* [Set task]: Using the entries that follow, collect the lines where the word "from" appears.

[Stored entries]
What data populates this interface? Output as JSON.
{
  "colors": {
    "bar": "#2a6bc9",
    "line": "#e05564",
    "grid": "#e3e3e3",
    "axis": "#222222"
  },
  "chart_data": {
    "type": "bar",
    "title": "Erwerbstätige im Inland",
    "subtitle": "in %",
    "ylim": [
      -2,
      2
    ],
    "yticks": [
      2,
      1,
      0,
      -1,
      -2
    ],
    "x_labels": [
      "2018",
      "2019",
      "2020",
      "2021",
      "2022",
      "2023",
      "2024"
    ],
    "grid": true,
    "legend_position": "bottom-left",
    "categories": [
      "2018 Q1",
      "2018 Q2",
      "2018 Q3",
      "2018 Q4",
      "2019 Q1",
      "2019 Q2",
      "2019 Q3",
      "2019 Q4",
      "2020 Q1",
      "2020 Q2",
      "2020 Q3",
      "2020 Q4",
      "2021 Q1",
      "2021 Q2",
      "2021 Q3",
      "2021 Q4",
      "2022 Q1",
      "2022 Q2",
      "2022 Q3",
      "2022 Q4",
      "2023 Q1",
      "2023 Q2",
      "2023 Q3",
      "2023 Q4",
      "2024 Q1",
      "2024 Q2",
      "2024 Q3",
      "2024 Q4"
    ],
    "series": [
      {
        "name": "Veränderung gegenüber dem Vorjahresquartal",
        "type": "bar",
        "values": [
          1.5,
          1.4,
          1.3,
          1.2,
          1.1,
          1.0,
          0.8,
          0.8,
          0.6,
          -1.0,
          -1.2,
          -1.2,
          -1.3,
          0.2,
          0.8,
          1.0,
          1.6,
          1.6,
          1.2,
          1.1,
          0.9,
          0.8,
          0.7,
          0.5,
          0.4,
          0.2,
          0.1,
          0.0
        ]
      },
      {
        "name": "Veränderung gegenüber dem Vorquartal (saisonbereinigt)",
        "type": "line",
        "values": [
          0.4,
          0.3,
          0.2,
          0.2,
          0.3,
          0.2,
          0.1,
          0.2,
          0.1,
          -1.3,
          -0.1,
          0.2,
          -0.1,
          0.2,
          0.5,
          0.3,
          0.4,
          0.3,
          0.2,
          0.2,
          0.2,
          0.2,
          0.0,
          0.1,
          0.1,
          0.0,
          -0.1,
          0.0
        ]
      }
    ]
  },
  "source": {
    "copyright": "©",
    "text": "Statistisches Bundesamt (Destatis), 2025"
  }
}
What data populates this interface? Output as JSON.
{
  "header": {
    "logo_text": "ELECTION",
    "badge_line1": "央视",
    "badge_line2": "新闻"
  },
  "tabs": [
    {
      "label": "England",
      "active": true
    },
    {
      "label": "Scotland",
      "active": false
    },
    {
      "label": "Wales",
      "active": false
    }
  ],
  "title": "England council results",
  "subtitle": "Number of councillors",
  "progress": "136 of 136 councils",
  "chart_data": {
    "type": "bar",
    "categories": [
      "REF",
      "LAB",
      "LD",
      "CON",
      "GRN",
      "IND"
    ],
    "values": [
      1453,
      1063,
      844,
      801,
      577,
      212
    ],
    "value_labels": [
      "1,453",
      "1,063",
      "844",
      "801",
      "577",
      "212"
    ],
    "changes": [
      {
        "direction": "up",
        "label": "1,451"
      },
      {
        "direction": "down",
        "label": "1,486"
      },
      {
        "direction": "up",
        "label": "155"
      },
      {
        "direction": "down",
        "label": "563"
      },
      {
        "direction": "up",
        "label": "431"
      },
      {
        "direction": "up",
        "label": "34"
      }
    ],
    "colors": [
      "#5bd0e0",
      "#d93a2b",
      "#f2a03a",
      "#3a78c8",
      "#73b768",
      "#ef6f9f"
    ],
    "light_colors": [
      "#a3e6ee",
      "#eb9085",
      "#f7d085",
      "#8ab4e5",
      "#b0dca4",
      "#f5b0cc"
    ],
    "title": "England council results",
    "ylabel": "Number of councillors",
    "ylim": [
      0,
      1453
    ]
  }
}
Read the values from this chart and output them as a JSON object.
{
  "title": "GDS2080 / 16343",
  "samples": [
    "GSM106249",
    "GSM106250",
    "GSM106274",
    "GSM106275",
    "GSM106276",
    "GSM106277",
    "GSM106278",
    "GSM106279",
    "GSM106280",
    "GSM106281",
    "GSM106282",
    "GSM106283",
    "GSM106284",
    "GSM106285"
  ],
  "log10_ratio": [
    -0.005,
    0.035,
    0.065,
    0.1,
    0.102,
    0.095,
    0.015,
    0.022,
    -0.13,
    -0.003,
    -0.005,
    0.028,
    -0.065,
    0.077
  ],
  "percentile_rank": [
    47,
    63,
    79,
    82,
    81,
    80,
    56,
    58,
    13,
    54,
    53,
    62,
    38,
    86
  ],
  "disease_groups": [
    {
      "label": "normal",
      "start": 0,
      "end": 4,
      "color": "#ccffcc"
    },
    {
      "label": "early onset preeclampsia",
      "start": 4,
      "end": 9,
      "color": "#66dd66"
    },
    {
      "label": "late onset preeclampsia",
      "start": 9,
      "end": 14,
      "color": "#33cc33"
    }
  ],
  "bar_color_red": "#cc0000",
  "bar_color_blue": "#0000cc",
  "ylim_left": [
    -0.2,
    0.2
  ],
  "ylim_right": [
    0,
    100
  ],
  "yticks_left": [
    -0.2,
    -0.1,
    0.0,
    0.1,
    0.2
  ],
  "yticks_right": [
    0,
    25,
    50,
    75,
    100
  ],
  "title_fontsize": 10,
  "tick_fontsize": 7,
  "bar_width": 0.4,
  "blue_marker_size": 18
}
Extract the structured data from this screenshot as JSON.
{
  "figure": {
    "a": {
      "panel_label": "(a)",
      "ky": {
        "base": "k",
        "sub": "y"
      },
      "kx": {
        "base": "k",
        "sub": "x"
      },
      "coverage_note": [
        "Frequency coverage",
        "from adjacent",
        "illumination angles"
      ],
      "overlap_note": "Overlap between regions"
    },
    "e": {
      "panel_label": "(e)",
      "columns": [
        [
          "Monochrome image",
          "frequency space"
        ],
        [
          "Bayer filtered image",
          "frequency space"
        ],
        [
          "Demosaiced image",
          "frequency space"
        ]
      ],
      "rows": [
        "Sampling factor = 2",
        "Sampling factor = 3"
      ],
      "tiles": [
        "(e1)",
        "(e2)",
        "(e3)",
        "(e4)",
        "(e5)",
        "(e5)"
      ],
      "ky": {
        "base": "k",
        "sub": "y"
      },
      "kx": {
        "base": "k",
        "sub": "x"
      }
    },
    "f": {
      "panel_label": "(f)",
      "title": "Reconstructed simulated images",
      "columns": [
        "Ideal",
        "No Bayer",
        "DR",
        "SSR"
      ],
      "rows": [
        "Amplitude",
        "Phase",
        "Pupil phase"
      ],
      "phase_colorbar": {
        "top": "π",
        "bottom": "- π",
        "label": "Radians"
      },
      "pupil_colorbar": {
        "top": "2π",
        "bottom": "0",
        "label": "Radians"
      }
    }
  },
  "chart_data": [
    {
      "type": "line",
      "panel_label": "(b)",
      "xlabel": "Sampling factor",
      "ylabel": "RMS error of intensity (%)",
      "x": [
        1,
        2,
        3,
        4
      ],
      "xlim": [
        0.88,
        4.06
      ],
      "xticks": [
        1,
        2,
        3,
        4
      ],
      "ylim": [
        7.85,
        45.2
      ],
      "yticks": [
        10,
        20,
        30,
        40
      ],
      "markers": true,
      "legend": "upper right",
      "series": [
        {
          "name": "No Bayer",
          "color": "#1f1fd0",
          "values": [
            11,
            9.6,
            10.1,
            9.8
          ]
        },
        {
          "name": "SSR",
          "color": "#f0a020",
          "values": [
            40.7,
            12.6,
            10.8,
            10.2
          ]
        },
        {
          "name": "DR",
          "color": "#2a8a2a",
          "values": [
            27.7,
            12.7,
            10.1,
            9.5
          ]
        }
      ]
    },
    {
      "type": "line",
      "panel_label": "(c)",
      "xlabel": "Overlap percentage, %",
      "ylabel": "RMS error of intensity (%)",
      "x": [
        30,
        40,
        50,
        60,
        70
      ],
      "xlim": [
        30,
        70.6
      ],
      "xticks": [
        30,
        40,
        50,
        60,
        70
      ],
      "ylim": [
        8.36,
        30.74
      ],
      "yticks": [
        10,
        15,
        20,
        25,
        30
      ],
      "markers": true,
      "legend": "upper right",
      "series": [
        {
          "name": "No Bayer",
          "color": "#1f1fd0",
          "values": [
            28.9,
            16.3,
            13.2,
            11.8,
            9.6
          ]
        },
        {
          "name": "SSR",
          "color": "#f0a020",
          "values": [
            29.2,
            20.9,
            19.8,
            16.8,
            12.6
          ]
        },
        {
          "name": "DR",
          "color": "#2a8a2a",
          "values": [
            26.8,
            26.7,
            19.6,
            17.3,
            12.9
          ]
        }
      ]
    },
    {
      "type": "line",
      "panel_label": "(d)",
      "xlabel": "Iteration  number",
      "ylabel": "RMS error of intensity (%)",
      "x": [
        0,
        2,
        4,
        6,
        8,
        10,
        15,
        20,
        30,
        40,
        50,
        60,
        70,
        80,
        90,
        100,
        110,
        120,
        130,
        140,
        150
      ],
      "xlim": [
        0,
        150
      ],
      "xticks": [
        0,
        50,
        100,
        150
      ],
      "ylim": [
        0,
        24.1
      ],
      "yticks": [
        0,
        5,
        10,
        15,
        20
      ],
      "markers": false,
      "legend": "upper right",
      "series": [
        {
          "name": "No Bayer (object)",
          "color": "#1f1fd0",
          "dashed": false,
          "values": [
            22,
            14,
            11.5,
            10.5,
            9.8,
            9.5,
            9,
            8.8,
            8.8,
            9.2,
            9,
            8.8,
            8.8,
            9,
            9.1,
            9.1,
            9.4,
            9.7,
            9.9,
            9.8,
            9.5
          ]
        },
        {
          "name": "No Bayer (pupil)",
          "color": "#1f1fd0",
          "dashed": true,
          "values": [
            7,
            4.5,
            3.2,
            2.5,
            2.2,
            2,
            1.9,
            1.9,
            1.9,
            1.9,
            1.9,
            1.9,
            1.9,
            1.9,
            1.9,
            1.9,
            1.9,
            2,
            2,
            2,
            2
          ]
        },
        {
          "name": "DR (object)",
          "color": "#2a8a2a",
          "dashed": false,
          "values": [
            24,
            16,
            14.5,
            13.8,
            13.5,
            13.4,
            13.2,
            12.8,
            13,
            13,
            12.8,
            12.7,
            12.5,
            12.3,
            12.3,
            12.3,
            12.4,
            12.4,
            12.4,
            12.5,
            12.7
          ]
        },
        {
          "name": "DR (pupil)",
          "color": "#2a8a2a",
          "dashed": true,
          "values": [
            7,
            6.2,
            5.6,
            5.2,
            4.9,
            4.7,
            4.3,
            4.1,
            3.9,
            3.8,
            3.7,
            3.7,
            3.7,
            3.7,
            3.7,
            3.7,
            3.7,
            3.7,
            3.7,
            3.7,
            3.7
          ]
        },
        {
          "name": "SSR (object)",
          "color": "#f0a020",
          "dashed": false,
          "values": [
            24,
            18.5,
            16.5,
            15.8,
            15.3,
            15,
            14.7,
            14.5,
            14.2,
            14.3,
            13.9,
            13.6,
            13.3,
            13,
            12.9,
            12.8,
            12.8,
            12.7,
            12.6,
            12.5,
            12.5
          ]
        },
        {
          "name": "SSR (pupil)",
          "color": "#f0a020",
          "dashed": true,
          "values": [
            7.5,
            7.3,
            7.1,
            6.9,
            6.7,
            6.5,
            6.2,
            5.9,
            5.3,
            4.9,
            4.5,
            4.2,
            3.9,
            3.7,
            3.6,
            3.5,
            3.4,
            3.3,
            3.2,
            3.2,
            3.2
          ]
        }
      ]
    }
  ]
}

* [Result of this task]:
Read the values from this chart and output them as a JSON object.
Extract the structured data from this screenshot as JSON.
        "from adjacent",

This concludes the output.